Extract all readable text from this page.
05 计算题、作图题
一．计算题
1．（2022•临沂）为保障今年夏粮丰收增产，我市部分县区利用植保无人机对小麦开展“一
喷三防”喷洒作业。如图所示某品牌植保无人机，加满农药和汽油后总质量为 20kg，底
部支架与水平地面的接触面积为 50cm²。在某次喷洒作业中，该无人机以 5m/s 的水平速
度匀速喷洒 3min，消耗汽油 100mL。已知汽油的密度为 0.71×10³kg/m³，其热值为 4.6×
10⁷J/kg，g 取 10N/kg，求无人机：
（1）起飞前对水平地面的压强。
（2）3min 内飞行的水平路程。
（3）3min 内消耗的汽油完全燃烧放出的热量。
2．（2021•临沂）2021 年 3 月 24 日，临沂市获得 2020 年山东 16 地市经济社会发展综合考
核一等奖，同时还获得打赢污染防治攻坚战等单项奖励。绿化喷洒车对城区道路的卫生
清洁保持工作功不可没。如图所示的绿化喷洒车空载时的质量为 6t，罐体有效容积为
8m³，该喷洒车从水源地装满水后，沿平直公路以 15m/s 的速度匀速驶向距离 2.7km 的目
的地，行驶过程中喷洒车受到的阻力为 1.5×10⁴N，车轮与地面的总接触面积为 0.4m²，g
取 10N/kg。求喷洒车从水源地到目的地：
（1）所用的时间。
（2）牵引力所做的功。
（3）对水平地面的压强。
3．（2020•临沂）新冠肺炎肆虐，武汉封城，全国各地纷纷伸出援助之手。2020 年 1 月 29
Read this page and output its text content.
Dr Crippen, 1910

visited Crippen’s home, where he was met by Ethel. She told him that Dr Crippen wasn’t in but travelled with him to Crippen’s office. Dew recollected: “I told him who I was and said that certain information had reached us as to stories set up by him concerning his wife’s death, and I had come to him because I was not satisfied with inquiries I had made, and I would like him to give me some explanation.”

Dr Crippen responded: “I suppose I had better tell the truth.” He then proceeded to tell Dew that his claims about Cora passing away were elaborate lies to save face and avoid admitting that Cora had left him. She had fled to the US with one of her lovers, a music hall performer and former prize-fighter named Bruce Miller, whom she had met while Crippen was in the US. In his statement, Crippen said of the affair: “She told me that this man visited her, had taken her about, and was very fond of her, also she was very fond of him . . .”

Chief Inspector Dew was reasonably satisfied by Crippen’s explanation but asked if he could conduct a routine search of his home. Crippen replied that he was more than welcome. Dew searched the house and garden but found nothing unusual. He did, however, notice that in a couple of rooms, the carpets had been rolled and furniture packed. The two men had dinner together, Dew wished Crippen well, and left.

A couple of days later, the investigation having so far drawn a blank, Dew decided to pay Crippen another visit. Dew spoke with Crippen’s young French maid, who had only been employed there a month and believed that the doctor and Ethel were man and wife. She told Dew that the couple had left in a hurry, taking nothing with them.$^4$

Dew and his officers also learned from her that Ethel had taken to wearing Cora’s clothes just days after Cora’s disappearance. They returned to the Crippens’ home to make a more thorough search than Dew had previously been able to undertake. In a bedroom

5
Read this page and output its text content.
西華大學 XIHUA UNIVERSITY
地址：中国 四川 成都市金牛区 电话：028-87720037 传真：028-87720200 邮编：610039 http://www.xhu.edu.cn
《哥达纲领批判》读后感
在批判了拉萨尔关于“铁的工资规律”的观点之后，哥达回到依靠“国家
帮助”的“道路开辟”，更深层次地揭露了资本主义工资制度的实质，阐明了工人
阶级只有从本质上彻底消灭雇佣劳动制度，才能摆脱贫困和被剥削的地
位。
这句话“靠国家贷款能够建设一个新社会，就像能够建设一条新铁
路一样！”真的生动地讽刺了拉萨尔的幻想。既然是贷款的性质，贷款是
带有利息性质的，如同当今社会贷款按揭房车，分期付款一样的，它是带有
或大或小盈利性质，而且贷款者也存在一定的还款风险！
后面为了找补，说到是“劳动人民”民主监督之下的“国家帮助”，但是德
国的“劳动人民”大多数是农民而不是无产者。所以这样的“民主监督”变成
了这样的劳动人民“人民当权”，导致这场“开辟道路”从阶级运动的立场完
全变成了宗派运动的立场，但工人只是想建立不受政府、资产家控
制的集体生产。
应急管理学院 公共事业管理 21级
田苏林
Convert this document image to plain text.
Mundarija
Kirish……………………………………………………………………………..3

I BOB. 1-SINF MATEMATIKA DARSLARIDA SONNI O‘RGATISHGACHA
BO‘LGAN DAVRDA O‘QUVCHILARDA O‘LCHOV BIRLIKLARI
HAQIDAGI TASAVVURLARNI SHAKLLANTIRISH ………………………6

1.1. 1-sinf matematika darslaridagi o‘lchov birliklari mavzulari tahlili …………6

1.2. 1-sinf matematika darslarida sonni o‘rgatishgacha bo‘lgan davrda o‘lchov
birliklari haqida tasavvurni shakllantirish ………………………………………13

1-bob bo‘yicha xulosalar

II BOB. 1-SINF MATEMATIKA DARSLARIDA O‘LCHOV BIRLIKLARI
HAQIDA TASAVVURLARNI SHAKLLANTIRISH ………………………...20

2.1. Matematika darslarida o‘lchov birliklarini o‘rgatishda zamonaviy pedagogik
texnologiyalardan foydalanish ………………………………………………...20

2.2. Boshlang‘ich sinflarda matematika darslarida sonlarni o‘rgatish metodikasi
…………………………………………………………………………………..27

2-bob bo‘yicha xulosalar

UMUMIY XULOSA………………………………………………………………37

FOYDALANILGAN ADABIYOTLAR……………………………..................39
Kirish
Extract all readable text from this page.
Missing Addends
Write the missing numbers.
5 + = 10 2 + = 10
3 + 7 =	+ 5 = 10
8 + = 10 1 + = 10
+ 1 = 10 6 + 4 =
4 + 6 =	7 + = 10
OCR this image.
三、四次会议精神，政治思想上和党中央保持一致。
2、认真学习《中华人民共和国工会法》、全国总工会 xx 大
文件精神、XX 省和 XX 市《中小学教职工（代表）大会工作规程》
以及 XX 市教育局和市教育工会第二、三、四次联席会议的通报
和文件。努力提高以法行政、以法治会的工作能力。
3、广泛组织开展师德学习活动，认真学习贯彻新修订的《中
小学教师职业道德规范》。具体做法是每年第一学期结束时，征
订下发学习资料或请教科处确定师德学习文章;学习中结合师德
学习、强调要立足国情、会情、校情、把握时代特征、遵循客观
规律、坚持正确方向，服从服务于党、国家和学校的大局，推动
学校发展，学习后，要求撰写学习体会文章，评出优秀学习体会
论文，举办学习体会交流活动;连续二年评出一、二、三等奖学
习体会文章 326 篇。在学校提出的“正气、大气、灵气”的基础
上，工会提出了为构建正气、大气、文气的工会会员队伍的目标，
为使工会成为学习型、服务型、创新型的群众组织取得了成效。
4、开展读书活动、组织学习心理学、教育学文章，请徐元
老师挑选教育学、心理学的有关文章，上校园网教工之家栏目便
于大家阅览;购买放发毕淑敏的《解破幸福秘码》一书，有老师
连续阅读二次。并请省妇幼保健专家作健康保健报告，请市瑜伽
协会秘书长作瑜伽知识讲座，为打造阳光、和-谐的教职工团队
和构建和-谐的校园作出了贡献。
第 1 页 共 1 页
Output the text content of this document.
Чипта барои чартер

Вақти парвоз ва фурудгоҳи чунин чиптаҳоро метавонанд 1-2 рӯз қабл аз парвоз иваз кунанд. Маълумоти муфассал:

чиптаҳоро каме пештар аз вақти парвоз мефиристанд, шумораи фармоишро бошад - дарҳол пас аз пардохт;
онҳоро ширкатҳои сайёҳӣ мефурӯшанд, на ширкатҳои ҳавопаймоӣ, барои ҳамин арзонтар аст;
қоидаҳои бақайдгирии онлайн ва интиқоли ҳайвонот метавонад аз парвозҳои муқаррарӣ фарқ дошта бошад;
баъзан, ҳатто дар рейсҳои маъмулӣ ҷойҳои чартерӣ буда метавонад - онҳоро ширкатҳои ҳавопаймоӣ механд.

TASK OBJECTIVE:
From the listing, tally every line with the word "search" in it and give only the tally.

SOLUTION FOR THIS TASK:
2